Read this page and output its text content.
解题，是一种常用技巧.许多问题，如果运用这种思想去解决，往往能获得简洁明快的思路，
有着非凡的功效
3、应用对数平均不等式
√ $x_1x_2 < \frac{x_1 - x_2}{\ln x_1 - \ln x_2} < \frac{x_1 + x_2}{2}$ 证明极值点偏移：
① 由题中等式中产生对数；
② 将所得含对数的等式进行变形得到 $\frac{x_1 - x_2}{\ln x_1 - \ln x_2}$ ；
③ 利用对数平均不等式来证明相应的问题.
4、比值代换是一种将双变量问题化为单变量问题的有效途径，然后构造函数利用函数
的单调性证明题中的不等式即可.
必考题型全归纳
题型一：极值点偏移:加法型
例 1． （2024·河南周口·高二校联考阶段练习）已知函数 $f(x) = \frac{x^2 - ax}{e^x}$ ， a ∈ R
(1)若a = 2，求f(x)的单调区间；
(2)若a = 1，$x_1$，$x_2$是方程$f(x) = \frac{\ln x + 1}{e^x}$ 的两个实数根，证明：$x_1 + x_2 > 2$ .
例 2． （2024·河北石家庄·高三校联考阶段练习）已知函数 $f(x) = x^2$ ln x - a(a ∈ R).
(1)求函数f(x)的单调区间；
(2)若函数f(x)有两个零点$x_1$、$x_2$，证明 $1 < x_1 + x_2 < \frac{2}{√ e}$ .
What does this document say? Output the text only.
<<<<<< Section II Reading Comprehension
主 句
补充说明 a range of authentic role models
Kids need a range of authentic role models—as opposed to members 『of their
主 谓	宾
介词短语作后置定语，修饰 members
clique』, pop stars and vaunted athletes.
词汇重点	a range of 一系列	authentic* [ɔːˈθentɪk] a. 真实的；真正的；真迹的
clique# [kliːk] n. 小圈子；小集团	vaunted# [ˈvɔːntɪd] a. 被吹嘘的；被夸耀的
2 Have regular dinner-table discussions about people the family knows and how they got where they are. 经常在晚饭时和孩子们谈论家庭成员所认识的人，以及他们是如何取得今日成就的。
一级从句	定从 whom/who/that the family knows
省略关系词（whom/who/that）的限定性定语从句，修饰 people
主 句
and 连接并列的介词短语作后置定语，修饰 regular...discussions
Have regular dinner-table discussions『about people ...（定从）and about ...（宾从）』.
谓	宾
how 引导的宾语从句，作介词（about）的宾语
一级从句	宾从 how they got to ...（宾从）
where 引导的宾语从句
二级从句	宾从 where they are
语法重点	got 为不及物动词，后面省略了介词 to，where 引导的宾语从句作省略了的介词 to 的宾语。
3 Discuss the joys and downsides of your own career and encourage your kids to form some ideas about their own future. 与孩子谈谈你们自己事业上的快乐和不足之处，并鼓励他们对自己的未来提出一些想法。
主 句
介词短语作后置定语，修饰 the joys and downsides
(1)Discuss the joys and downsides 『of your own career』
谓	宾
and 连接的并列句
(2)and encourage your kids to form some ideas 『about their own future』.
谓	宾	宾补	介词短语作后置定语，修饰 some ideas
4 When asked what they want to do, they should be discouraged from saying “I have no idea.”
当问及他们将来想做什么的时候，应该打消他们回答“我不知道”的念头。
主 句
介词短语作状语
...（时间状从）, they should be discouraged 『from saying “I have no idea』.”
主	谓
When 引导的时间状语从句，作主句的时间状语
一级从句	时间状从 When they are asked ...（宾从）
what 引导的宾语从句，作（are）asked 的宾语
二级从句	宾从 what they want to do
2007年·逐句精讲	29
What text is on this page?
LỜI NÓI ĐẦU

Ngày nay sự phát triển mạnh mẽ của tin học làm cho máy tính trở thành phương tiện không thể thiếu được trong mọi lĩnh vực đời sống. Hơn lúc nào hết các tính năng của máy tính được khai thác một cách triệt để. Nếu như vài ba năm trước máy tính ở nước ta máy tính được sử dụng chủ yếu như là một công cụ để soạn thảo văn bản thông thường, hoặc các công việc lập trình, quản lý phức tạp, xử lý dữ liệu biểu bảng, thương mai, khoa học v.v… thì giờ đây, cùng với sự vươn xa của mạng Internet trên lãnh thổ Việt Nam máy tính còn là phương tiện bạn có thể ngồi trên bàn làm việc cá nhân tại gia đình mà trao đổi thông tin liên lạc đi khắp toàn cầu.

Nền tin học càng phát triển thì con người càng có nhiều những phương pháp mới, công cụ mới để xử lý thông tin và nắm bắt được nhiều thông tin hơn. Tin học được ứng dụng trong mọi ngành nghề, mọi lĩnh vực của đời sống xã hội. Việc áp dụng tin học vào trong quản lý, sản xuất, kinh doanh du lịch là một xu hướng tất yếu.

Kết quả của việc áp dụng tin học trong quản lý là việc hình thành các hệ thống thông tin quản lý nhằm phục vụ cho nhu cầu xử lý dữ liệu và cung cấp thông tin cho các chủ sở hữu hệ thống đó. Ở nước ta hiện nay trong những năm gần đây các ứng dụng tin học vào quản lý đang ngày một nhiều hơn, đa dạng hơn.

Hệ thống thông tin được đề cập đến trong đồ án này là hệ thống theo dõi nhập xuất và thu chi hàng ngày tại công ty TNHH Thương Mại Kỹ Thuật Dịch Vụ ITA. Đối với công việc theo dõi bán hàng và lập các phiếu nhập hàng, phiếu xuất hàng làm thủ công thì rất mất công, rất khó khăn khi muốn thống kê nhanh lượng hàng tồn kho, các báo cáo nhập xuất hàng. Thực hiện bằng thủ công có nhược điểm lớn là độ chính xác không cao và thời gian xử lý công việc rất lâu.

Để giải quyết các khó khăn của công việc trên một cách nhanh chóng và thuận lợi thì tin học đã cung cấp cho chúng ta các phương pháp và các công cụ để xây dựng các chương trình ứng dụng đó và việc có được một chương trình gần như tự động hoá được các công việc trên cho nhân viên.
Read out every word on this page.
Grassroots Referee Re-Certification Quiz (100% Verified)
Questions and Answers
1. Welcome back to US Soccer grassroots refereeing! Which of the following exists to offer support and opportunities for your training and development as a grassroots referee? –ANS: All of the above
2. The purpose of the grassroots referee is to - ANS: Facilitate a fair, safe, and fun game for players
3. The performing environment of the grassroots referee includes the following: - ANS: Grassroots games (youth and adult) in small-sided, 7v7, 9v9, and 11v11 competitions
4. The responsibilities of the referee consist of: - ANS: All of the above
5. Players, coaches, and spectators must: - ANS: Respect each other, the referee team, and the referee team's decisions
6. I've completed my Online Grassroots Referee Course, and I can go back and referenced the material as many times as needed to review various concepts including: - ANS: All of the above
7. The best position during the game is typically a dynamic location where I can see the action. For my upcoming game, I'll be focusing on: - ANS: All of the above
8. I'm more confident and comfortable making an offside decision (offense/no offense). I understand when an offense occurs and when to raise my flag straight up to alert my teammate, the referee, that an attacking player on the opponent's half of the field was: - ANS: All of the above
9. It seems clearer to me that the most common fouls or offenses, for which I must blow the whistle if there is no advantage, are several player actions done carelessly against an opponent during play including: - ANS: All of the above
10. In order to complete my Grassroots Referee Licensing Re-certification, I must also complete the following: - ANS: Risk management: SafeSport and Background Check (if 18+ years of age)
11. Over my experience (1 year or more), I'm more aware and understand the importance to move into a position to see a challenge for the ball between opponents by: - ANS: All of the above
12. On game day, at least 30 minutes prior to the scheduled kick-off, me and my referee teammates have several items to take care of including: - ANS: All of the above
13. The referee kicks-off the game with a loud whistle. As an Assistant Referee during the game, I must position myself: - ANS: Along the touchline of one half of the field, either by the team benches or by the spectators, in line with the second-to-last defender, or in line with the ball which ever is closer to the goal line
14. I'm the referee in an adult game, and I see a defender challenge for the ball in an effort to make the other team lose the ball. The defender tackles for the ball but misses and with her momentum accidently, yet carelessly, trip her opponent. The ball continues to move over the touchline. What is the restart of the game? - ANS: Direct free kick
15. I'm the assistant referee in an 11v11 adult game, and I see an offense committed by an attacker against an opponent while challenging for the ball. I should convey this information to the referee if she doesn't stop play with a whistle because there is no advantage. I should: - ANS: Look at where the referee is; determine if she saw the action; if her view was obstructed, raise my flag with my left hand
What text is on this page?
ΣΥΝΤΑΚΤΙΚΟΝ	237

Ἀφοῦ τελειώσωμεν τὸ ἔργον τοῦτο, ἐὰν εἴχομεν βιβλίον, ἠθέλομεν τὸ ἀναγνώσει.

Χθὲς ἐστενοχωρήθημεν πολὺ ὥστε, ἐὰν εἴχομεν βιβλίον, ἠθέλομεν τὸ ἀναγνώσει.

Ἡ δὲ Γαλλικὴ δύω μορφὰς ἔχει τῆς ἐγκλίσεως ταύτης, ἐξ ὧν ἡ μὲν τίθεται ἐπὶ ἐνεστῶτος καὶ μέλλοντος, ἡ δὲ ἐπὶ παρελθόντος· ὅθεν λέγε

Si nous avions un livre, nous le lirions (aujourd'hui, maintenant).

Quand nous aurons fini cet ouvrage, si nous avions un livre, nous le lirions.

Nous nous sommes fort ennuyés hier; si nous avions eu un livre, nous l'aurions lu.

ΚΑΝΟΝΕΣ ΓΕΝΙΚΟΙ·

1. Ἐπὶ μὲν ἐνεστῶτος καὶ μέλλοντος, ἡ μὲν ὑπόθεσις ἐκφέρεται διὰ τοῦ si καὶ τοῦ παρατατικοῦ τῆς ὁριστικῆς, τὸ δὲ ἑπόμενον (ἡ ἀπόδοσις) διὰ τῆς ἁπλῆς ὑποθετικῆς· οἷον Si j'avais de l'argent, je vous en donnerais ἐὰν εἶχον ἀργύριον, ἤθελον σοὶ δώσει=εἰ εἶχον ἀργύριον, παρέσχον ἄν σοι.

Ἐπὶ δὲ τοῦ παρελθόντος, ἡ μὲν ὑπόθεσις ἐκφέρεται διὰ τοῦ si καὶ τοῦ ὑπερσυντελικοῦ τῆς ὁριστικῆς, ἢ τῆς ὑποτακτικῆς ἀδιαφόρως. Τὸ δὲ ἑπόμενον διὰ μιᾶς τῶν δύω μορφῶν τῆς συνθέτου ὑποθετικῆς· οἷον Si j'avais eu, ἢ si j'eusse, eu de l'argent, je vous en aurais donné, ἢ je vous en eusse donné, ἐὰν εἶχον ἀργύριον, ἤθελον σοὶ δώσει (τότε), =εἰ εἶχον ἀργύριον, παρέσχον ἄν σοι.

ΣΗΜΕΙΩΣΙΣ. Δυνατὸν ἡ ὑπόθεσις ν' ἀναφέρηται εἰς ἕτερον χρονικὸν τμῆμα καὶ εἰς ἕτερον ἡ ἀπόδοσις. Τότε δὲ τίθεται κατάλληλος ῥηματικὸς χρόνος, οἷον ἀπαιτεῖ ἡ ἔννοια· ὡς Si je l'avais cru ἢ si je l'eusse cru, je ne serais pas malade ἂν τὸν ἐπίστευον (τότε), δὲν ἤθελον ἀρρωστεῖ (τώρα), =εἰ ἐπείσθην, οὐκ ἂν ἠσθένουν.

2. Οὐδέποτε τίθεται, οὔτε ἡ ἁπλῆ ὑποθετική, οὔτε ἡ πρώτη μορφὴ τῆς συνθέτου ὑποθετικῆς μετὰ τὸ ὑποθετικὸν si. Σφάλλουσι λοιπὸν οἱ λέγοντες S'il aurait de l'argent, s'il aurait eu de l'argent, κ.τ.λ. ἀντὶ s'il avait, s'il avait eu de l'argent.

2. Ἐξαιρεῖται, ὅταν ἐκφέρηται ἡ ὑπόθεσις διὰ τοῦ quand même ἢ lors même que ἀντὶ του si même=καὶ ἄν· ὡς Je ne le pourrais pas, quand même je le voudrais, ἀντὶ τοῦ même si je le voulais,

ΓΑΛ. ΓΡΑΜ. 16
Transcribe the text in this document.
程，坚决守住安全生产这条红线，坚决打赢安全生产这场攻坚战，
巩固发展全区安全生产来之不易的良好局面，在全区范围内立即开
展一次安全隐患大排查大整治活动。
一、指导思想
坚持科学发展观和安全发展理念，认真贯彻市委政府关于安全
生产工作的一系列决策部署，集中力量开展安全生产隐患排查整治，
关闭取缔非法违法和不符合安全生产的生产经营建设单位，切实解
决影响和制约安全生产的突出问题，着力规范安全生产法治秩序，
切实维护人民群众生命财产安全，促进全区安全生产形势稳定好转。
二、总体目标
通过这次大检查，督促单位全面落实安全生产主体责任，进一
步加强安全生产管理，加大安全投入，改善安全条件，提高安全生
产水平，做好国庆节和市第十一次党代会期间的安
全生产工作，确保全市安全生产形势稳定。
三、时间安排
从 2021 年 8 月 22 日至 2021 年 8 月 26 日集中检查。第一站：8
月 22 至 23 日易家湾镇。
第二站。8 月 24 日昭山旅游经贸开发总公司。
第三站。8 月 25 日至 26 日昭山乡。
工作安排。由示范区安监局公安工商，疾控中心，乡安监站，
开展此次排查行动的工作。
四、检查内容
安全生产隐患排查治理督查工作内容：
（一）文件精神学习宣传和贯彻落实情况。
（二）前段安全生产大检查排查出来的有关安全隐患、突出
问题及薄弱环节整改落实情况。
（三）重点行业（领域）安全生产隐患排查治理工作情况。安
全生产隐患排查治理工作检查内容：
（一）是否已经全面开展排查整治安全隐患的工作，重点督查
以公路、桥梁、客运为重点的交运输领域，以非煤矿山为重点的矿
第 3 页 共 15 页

####################

**WHAT IS REQUIRED:** Above are the records; copy every line in them that holds the word "时间状从".

**ANSWER TO THIS EXERCISE:**
...（时间状从）, they should be discouraged 『from saying “I have no idea』.”
一级从句	时间状从 When they are asked ...（宾从）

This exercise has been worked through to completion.